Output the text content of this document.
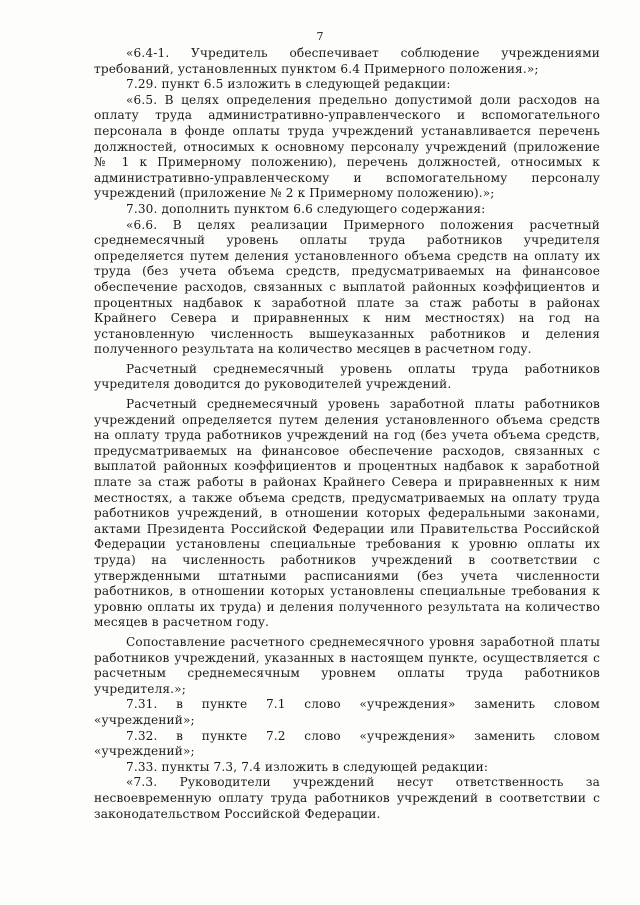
7

«6.4-1. Учредитель обеспечивает соблюдение учреждениями требований, установленных пунктом 6.4 Примерного положения.»;

7.29. пункт 6.5 изложить в следующей редакции:

«6.5. В целях определения предельно допустимой доли расходов на оплату труда административно-управленческого и вспомогательного персонала в фонде оплаты труда учреждений устанавливается перечень должностей, относимых к основному персоналу учреждений (приложение № 1 к Примерному положению), перечень должностей, относимых к административно-управленческому и вспомогательному персоналу учреждений (приложение № 2 к Примерному положению).»;

7.30. дополнить пунктом 6.6 следующего содержания:

«6.6. В целях реализации Примерного положения расчетный среднемесячный уровень оплаты труда работников учредителя определяется путем деления установленного объема средств на оплату их труда (без учета объема средств, предусматриваемых на финансовое обеспечение расходов, связанных с выплатой районных коэффициентов и процентных надбавок к заработной плате за стаж работы в районах Крайнего Севера и приравненных к ним местностях) на год на установленную численность вышеуказанных работников и деления полученного результата на количество месяцев в расчетном году.

Расчетный среднемесячный уровень оплаты труда работников учредителя доводится до руководителей учреждений.

Расчетный среднемесячный уровень заработной платы работников учреждений определяется путем деления установленного объема средств на оплату труда работников учреждений на год (без учета объема средств, предусматриваемых на финансовое обеспечение расходов, связанных с выплатой районных коэффициентов и процентных надбавок к заработной плате за стаж работы в районах Крайнего Севера и приравненных к ним местностях, а также объема средств, предусматриваемых на оплату труда работников учреждений, в отношении которых федеральными законами, актами Президента Российской Федерации или Правительства Российской Федерации установлены специальные требования к уровню оплаты их труда) на численность работников учреждений в соответствии с утвержденными штатными расписаниями (без учета численности работников, в отношении которых установлены специальные требования к уровню оплаты их труда) и деления полученного результата на количество месяцев в расчетном году.

Сопоставление расчетного среднемесячного уровня заработной платы работников учреждений, указанных в настоящем пункте, осуществляется с расчетным среднемесячным уровнем оплаты труда работников учредителя.»;

7.31. в пункте 7.1 слово «учреждения» заменить словом «учреждений»;

7.32. в пункте 7.2 слово «учреждения» заменить словом «учреждений»;

7.33. пункты 7.3, 7.4 изложить в следующей редакции:

«7.3. Руководители учреждений несут ответственность за несвоевременную оплату труда работников учреждений в соответствии с законодательством Российской Федерации.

■ WRITTEN INSTRUCTION
Pictures stay out of the copy; please restate every record above exactly.

■ FINAL ANSWER
Output the text content of this document.
7

«6.4-1. Учредитель обеспечивает соблюдение учреждениями требований, установленных пунктом 6.4 Примерного положения.»;

7.29. пункт 6.5 изложить в следующей редакции:

«6.5. В целях определения предельно допустимой доли расходов на оплату труда административно-управленческого и вспомогательного персонала в фонде оплаты труда учреждений устанавливается перечень должностей, относимых к основному персоналу учреждений (приложение № 1 к Примерному положению), перечень должностей, относимых к административно-управленческому и вспомогательному персоналу учреждений (приложение № 2 к Примерному положению).»;

7.30. дополнить пунктом 6.6 следующего содержания:

«6.6. В целях реализации Примерного положения расчетный среднемесячный уровень оплаты труда работников учредителя определяется путем деления установленного объема средств на оплату их труда (без учета объема средств, предусматриваемых на финансовое обеспечение расходов, связанных с выплатой районных коэффициентов и процентных надбавок к заработной плате за стаж работы в районах Крайнего Севера и приравненных к ним местностях) на год на установленную численность вышеуказанных работников и деления полученного результата на количество месяцев в расчетном году.

Расчетный среднемесячный уровень оплаты труда работников учредителя доводится до руководителей учреждений.

Расчетный среднемесячный уровень заработной платы работников учреждений определяется путем деления установленного объема средств на оплату труда работников учреждений на год (без учета объема средств, предусматриваемых на финансовое обеспечение расходов, связанных с выплатой районных коэффициентов и процентных надбавок к заработной плате за стаж работы в районах Крайнего Севера и приравненных к ним местностях, а также объема средств, предусматриваемых на оплату труда работников учреждений, в отношении которых федеральными законами, актами Президента Российской Федерации или Правительства Российской Федерации установлены специальные требования к уровню оплаты их труда) на численность работников учреждений в соответствии с утвержденными штатными расписаниями (без учета численности работников, в отношении которых установлены специальные требования к уровню оплаты их труда) и деления полученного результата на количество месяцев в расчетном году.

Сопоставление расчетного среднемесячного уровня заработной платы работников учреждений, указанных в настоящем пункте, осуществляется с расчетным среднемесячным уровнем оплаты труда работников учредителя.»;

7.31. в пункте 7.1 слово «учреждения» заменить словом «учреждений»;

7.32. в пункте 7.2 слово «учреждения» заменить словом «учреждений»;

7.33. пункты 7.3, 7.4 изложить в следующей редакции:

«7.3. Руководители учреждений несут ответственность за несвоевременную оплату труда работников учреждений в соответствии с законодательством Российской Федерации.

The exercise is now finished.